**GIVEN EXERCISE**
Could you write out the records below exactly as they appear, leaving out any pictures?

[BEGIN]

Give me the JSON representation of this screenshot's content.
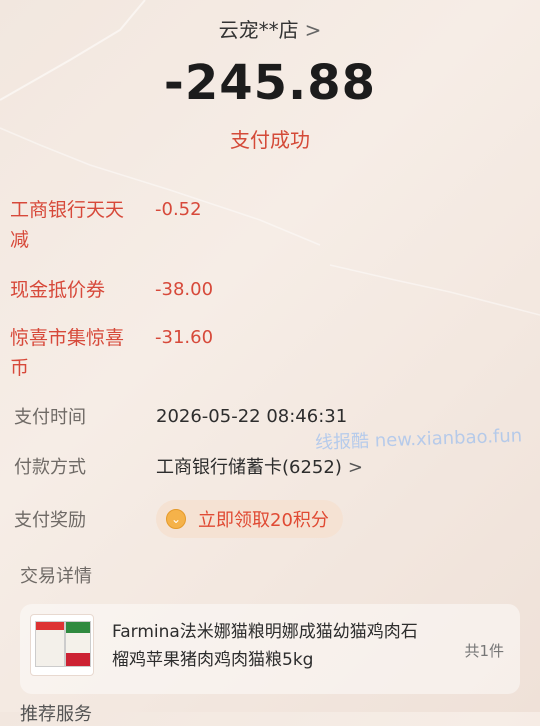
{
  "merchant": {
    "name": "云宠**店",
    "chevron": ">"
  },
  "payment": {
    "amount": "-245.88",
    "status": "支付成功"
  },
  "discounts": [
    {
      "label": "工商银行天天减",
      "value": "-0.52"
    },
    {
      "label": "现金抵价券",
      "value": "-38.00"
    },
    {
      "label": "惊喜市集惊喜币",
      "value": "-31.60"
    }
  ],
  "details": {
    "pay_time_label": "支付时间",
    "pay_time_value": "2026-05-22 08:46:31",
    "pay_method_label": "付款方式",
    "pay_method_value": "工商银行储蓄卡(6252)",
    "pay_method_chevron": ">",
    "reward_label": "支付奖励",
    "reward_button": "立即领取20积分",
    "trade_label": "交易详情"
  },
  "product": {
    "title": "Farmina法米娜猫粮明娜成猫幼猫鸡肉石榴鸡苹果猪肉鸡肉猫粮5kg",
    "quantity": "共1件"
  },
  "footer": {
    "partial_text": "推荐服务"
  },
  "watermark": {
    "text": "线报酷 new.xianbao.fun"
  },
  "colors": {
    "accent_red": "#d7493a",
    "reward_bg": "#f5e2d3",
    "coin": "#f5b24a"
  }
}
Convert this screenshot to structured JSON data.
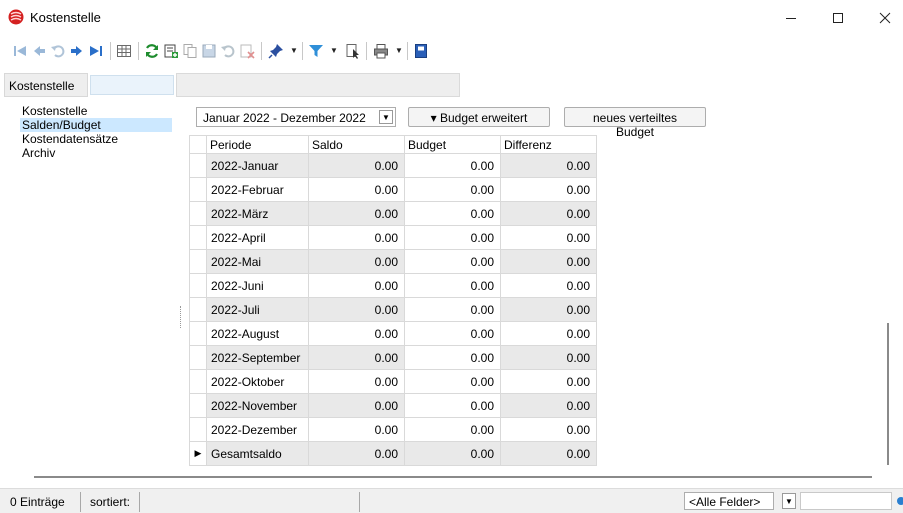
{
  "window": {
    "title": "Kostenstelle",
    "icon": "app-logo-icon",
    "controls": [
      "minimize-icon",
      "maximize-icon",
      "close-icon"
    ]
  },
  "toolbar": {
    "icons": [
      "first-record-icon",
      "previous-record-icon",
      "undo-icon",
      "next-record-icon",
      "last-record-icon",
      "table-view-icon",
      "refresh-icon",
      "new-record-icon",
      "copy-record-icon",
      "save-icon",
      "undo-changes-icon",
      "delete-icon",
      "pin-icon",
      "filter-icon",
      "select-icon",
      "print-icon",
      "exit-icon"
    ]
  },
  "filter": {
    "label": "Kostenstelle",
    "value": ""
  },
  "navigation": {
    "items": [
      {
        "label": "Kostenstelle",
        "selected": false
      },
      {
        "label": "Salden/Budget",
        "selected": true
      },
      {
        "label": "Kostendatensätze",
        "selected": false
      },
      {
        "label": "Archiv",
        "selected": false
      }
    ]
  },
  "controls": {
    "period": "Januar 2022 - Dezember 2022",
    "budget_button": "▾ Budget erweitert",
    "distributed_button": "neues verteiltes Budget"
  },
  "table": {
    "columns": [
      "Periode",
      "Saldo",
      "Budget",
      "Differenz"
    ],
    "rows": [
      {
        "periode": "2022-Januar",
        "saldo": "0.00",
        "budget": "0.00",
        "differenz": "0.00"
      },
      {
        "periode": "2022-Februar",
        "saldo": "0.00",
        "budget": "0.00",
        "differenz": "0.00"
      },
      {
        "periode": "2022-März",
        "saldo": "0.00",
        "budget": "0.00",
        "differenz": "0.00"
      },
      {
        "periode": "2022-April",
        "saldo": "0.00",
        "budget": "0.00",
        "differenz": "0.00"
      },
      {
        "periode": "2022-Mai",
        "saldo": "0.00",
        "budget": "0.00",
        "differenz": "0.00"
      },
      {
        "periode": "2022-Juni",
        "saldo": "0.00",
        "budget": "0.00",
        "differenz": "0.00"
      },
      {
        "periode": "2022-Juli",
        "saldo": "0.00",
        "budget": "0.00",
        "differenz": "0.00"
      },
      {
        "periode": "2022-August",
        "saldo": "0.00",
        "budget": "0.00",
        "differenz": "0.00"
      },
      {
        "periode": "2022-September",
        "saldo": "0.00",
        "budget": "0.00",
        "differenz": "0.00"
      },
      {
        "periode": "2022-Oktober",
        "saldo": "0.00",
        "budget": "0.00",
        "differenz": "0.00"
      },
      {
        "periode": "2022-November",
        "saldo": "0.00",
        "budget": "0.00",
        "differenz": "0.00"
      },
      {
        "periode": "2022-Dezember",
        "saldo": "0.00",
        "budget": "0.00",
        "differenz": "0.00"
      }
    ],
    "total": {
      "periode": "Gesamtsaldo",
      "saldo": "0.00",
      "budget": "0.00",
      "differenz": "0.00"
    }
  },
  "status": {
    "entries": "0 Einträge",
    "sorted": "sortiert:",
    "field_select": "<Alle Felder>",
    "search_value": ""
  },
  "colors": {
    "selected_nav": "#cce8ff",
    "readonly_cell": "#e9e9e9",
    "filter_input": "#eaf3fb"
  }
}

[END]

**EXERCISE ANSWER**
Give me the JSON representation of this screenshot's content.
{
  "merchant": {
    "name": "云宠**店",
    "chevron": ">"
  },
  "payment": {
    "amount": "-245.88",
    "status": "支付成功"
  },
  "discounts": [
    {
      "label": "工商银行天天减",
      "value": "-0.52"
    },
    {
      "label": "现金抵价券",
      "value": "-38.00"
    },
    {
      "label": "惊喜市集惊喜币",
      "value": "-31.60"
    }
  ],
  "details": {
    "pay_time_label": "支付时间",
    "pay_time_value": "2026-05-22 08:46:31",
    "pay_method_label": "付款方式",
    "pay_method_value": "工商银行储蓄卡(6252)",
    "pay_method_chevron": ">",
    "reward_label": "支付奖励",
    "reward_button": "立即领取20积分",
    "trade_label": "交易详情"
  },
  "product": {
    "title": "Farmina法米娜猫粮明娜成猫幼猫鸡肉石榴鸡苹果猪肉鸡肉猫粮5kg",
    "quantity": "共1件"
  },
  "footer": {
    "partial_text": "推荐服务"
  },
  "watermark": {
    "text": "线报酷 new.xianbao.fun"
  },
  "colors": {
    "accent_red": "#d7493a",
    "reward_bg": "#f5e2d3",
    "coin": "#f5b24a"
  }
}
Convert this screenshot to structured JSON data.
{
  "window": {
    "title": "Kostenstelle",
    "icon": "app-logo-icon",
    "controls": [
      "minimize-icon",
      "maximize-icon",
      "close-icon"
    ]
  },
  "toolbar": {
    "icons": [
      "first-record-icon",
      "previous-record-icon",
      "undo-icon",
      "next-record-icon",
      "last-record-icon",
      "table-view-icon",
      "refresh-icon",
      "new-record-icon",
      "copy-record-icon",
      "save-icon",
      "undo-changes-icon",
      "delete-icon",
      "pin-icon",
      "filter-icon",
      "select-icon",
      "print-icon",
      "exit-icon"
    ]
  },
  "filter": {
    "label": "Kostenstelle",
    "value": ""
  },
  "navigation": {
    "items": [
      {
        "label": "Kostenstelle",
        "selected": false
      },
      {
        "label": "Salden/Budget",
        "selected": true
      },
      {
        "label": "Kostendatensätze",
        "selected": false
      },
      {
        "label": "Archiv",
        "selected": false
      }
    ]
  },
  "controls": {
    "period": "Januar 2022 - Dezember 2022",
    "budget_button": "▾ Budget erweitert",
    "distributed_button": "neues verteiltes Budget"
  },
  "table": {
    "columns": [
      "Periode",
      "Saldo",
      "Budget",
      "Differenz"
    ],
    "rows": [
      {
        "periode": "2022-Januar",
        "saldo": "0.00",
        "budget": "0.00",
        "differenz": "0.00"
      },
      {
        "periode": "2022-Februar",
        "saldo": "0.00",
        "budget": "0.00",
        "differenz": "0.00"
      },
      {
        "periode": "2022-März",
        "saldo": "0.00",
        "budget": "0.00",
        "differenz": "0.00"
      },
      {
        "periode": "2022-April",
        "saldo": "0.00",
        "budget": "0.00",
        "differenz": "0.00"
      },
      {
        "periode": "2022-Mai",
        "saldo": "0.00",
        "budget": "0.00",
        "differenz": "0.00"
      },
      {
        "periode": "2022-Juni",
        "saldo": "0.00",
        "budget": "0.00",
        "differenz": "0.00"
      },
      {
        "periode": "2022-Juli",
        "saldo": "0.00",
        "budget": "0.00",
        "differenz": "0.00"
      },
      {
        "periode": "2022-August",
        "saldo": "0.00",
        "budget": "0.00",
        "differenz": "0.00"
      },
      {
        "periode": "2022-September",
        "saldo": "0.00",
        "budget": "0.00",
        "differenz": "0.00"
      },
      {
        "periode": "2022-Oktober",
        "saldo": "0.00",
        "budget": "0.00",
        "differenz": "0.00"
      },
      {
        "periode": "2022-November",
        "saldo": "0.00",
        "budget": "0.00",
        "differenz": "0.00"
      },
      {
        "periode": "2022-Dezember",
        "saldo": "0.00",
        "budget": "0.00",
        "differenz": "0.00"
      }
    ],
    "total": {
      "periode": "Gesamtsaldo",
      "saldo": "0.00",
      "budget": "0.00",
      "differenz": "0.00"
    }
  },
  "status": {
    "entries": "0 Einträge",
    "sorted": "sortiert:",
    "field_select": "<Alle Felder>",
    "search_value": ""
  },
  "colors": {
    "selected_nav": "#cce8ff",
    "readonly_cell": "#e9e9e9",
    "filter_input": "#eaf3fb"
  }
}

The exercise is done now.